[Stored entries]

....

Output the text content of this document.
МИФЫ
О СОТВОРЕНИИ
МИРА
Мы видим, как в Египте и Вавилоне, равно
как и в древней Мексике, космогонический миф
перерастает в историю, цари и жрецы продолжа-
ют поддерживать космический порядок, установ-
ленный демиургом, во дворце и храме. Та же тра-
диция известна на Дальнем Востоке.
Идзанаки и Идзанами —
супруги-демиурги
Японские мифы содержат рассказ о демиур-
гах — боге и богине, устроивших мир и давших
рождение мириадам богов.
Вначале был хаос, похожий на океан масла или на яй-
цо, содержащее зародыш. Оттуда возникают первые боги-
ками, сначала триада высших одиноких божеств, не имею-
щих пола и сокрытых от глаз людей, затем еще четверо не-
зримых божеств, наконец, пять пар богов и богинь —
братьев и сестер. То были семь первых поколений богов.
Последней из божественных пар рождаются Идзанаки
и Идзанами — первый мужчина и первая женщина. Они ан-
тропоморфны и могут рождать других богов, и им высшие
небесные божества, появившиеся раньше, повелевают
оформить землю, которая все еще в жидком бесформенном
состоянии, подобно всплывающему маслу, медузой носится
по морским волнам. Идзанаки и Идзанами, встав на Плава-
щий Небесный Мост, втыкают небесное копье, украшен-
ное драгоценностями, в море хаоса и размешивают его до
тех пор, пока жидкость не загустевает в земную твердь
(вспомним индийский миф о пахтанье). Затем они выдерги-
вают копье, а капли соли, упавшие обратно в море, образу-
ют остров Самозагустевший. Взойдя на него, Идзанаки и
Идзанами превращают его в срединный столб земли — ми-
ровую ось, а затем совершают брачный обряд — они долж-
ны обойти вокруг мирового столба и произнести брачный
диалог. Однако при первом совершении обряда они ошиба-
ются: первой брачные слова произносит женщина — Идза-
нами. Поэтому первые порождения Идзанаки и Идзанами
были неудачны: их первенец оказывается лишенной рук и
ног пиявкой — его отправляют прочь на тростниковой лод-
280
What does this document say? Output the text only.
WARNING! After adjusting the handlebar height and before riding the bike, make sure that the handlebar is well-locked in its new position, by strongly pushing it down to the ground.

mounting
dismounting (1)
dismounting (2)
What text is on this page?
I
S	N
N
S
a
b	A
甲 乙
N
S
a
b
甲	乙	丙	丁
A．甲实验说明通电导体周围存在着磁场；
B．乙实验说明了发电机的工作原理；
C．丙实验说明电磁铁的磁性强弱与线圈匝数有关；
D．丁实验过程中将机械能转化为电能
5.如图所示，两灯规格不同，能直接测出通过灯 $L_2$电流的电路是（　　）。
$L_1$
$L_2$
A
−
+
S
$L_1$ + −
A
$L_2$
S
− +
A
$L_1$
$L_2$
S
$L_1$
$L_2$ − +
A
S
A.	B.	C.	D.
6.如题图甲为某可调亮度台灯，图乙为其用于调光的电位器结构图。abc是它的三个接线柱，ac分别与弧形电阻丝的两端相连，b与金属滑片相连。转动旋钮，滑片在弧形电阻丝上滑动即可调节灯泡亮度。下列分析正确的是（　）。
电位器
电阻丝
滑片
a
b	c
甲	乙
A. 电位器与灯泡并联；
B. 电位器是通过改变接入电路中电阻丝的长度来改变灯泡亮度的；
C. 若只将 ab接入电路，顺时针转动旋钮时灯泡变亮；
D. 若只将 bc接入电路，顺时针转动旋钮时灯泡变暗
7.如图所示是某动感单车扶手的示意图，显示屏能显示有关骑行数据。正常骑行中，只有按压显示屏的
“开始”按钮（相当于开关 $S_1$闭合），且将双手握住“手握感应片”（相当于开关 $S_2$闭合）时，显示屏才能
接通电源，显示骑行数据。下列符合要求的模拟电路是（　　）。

....

SET TASK: Return the line that contains "What text is on this page?" along with every line after it through the end of the entries, exactly, adding nothing.

WRITTEN SOLUTION:
What text is on this page?
I
S	N
N
S
a
b	A
甲 乙
N
S
a
b
甲	乙	丙	丁
A．甲实验说明通电导体周围存在着磁场；
B．乙实验说明了发电机的工作原理；
C．丙实验说明电磁铁的磁性强弱与线圈匝数有关；
D．丁实验过程中将机械能转化为电能
5.如图所示，两灯规格不同，能直接测出通过灯 $L_2$电流的电路是（　　）。
$L_1$
$L_2$
A
−
+
S
$L_1$ + −
A
$L_2$
S
− +
A
$L_1$
$L_2$
S
$L_1$
$L_2$ − +
A
S
A.	B.	C.	D.
6.如题图甲为某可调亮度台灯，图乙为其用于调光的电位器结构图。abc是它的三个接线柱，ac分别与弧形电阻丝的两端相连，b与金属滑片相连。转动旋钮，滑片在弧形电阻丝上滑动即可调节灯泡亮度。下列分析正确的是（　）。
电位器
电阻丝
滑片
a
b	c
甲	乙
A. 电位器与灯泡并联；
B. 电位器是通过改变接入电路中电阻丝的长度来改变灯泡亮度的；
C. 若只将 ab接入电路，顺时针转动旋钮时灯泡变亮；
D. 若只将 bc接入电路，顺时针转动旋钮时灯泡变暗
7.如图所示是某动感单车扶手的示意图，显示屏能显示有关骑行数据。正常骑行中，只有按压显示屏的
“开始”按钮（相当于开关 $S_1$闭合），且将双手握住“手握感应片”（相当于开关 $S_2$闭合）时，显示屏才能
接通电源，显示骑行数据。下列符合要求的模拟电路是（　　）。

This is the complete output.